Task to carry out =>
Copy out precisely the lines beginning at the line that contains "Convert this screenshot" and ending at the line that contains "Output a JSON", including both.

-- Begin Record set --

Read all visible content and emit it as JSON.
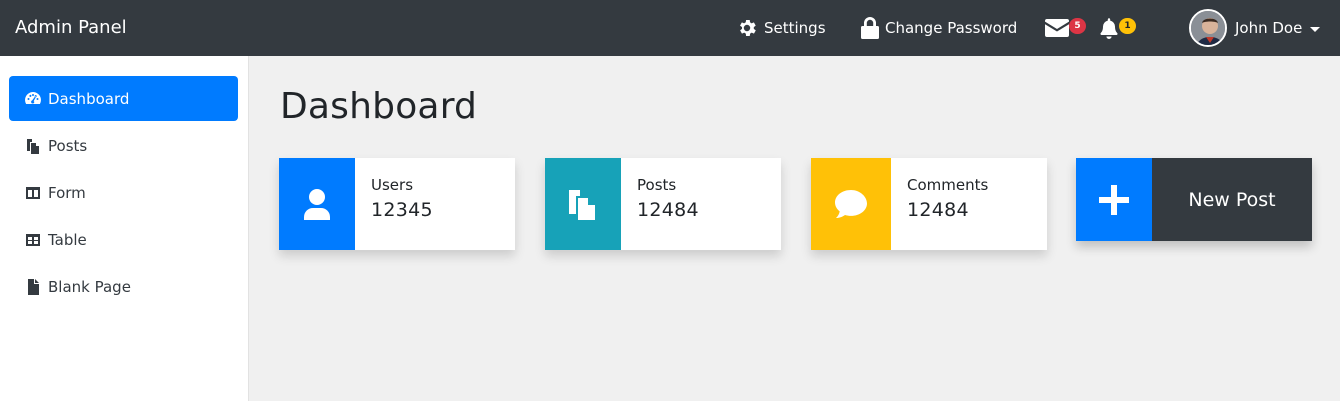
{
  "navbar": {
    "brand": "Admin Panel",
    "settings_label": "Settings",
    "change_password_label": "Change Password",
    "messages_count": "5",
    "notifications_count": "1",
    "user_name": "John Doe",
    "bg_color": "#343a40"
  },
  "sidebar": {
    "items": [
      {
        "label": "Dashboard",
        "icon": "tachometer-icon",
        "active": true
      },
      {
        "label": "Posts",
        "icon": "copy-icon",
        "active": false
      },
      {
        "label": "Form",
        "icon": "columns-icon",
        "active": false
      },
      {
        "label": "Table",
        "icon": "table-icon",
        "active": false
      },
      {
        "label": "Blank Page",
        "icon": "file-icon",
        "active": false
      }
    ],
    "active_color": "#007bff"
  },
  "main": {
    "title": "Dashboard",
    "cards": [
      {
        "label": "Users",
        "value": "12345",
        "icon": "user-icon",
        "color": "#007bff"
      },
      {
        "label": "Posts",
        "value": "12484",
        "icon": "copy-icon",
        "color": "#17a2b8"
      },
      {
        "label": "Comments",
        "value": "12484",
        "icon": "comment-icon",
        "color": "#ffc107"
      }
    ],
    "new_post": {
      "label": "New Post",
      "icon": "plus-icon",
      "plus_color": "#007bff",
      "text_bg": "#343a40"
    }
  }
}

-- End Record set --
-- Begin Record set --

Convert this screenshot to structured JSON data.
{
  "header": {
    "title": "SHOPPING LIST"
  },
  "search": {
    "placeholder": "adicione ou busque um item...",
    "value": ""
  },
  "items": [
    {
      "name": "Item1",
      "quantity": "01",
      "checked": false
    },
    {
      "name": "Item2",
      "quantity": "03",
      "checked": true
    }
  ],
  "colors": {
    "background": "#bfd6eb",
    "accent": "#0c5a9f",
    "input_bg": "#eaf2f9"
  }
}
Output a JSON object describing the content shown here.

-- End Record set --
-- Begin Record set --

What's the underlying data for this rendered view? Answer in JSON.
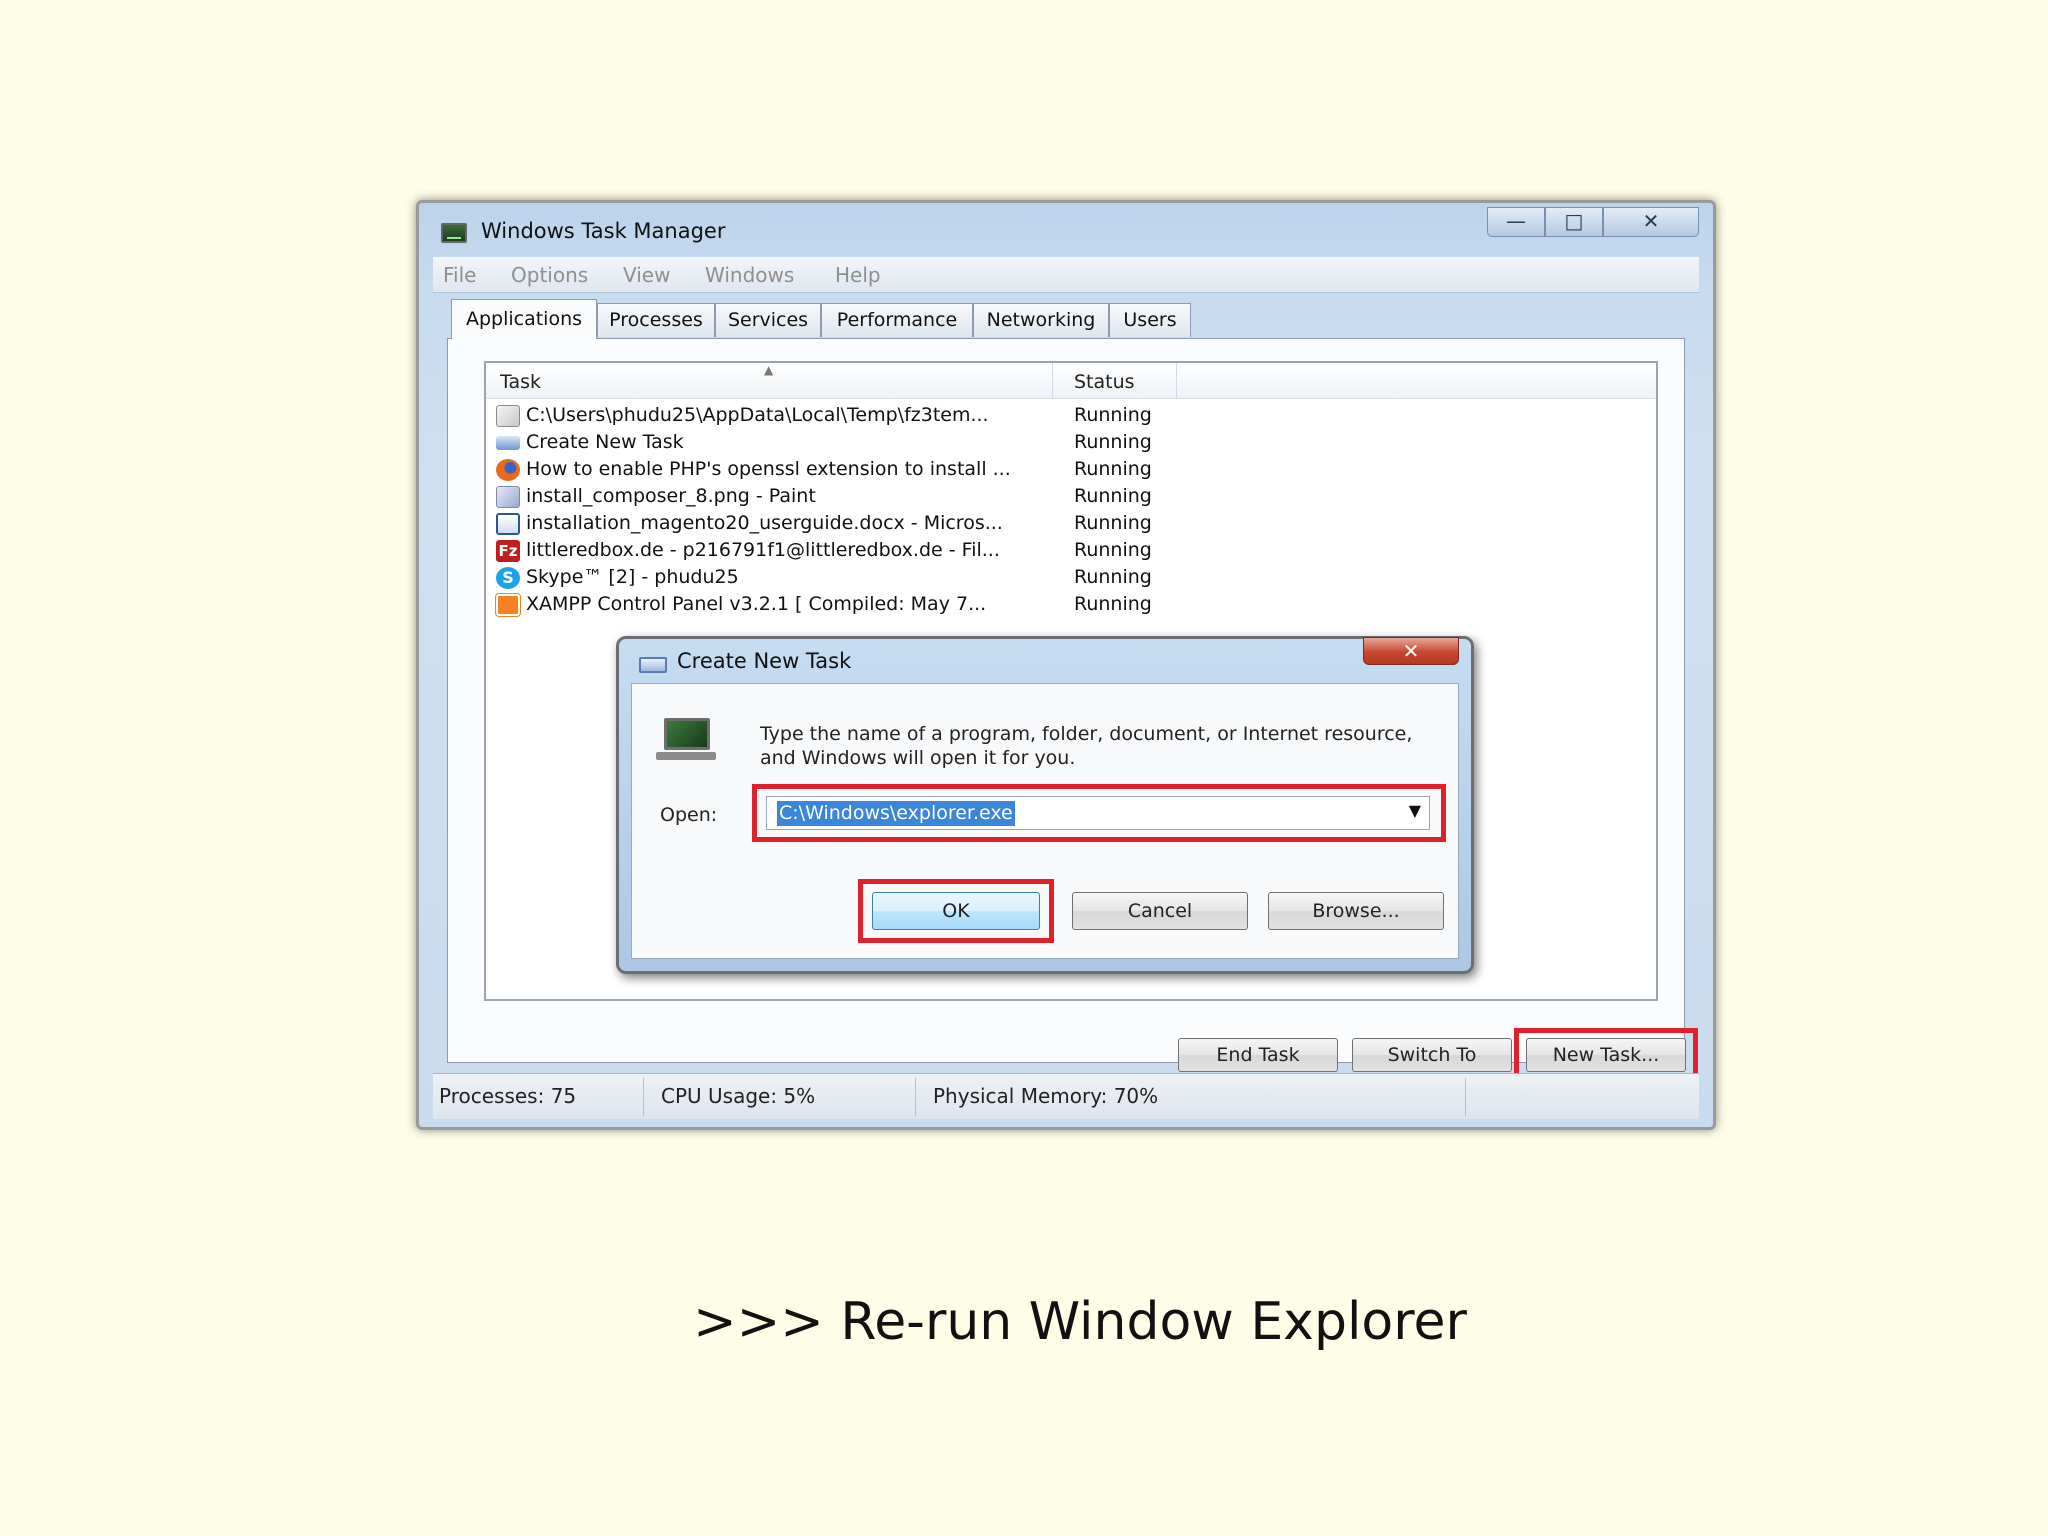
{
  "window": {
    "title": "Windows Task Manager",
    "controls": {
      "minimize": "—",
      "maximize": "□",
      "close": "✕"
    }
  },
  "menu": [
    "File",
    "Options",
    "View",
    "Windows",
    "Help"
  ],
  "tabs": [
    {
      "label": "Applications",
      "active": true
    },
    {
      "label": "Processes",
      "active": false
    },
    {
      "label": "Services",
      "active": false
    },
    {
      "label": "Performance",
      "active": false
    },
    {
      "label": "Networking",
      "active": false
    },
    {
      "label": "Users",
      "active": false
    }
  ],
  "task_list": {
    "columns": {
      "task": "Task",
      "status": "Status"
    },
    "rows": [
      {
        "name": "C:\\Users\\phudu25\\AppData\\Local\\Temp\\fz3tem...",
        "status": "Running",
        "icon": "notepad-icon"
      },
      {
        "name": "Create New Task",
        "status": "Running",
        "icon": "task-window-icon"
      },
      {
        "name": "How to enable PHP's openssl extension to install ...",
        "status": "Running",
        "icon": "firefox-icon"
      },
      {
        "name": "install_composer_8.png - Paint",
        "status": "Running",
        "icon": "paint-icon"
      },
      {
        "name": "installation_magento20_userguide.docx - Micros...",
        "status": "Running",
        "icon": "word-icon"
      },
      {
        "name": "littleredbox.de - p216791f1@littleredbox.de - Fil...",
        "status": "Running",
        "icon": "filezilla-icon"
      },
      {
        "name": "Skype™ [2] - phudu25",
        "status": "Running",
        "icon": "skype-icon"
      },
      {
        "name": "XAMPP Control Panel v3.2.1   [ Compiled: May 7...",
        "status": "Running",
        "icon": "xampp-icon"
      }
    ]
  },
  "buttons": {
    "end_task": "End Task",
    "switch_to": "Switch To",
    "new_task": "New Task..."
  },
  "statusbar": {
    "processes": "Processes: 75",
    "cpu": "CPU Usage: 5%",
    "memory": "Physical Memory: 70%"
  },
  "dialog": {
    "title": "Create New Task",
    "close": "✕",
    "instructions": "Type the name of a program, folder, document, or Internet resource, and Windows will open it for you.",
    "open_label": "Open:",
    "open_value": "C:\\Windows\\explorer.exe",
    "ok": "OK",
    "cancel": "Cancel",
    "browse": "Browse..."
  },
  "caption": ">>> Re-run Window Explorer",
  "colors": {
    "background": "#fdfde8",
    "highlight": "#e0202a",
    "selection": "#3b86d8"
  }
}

-- End Record set --

Output for this exercise =>
Convert this screenshot to structured JSON data.
{
  "header": {
    "title": "SHOPPING LIST"
  },
  "search": {
    "placeholder": "adicione ou busque um item...",
    "value": ""
  },
  "items": [
    {
      "name": "Item1",
      "quantity": "01",
      "checked": false
    },
    {
      "name": "Item2",
      "quantity": "03",
      "checked": true
    }
  ],
  "colors": {
    "background": "#bfd6eb",
    "accent": "#0c5a9f",
    "input_bg": "#eaf2f9"
  }
}
Output a JSON object describing the content shown here.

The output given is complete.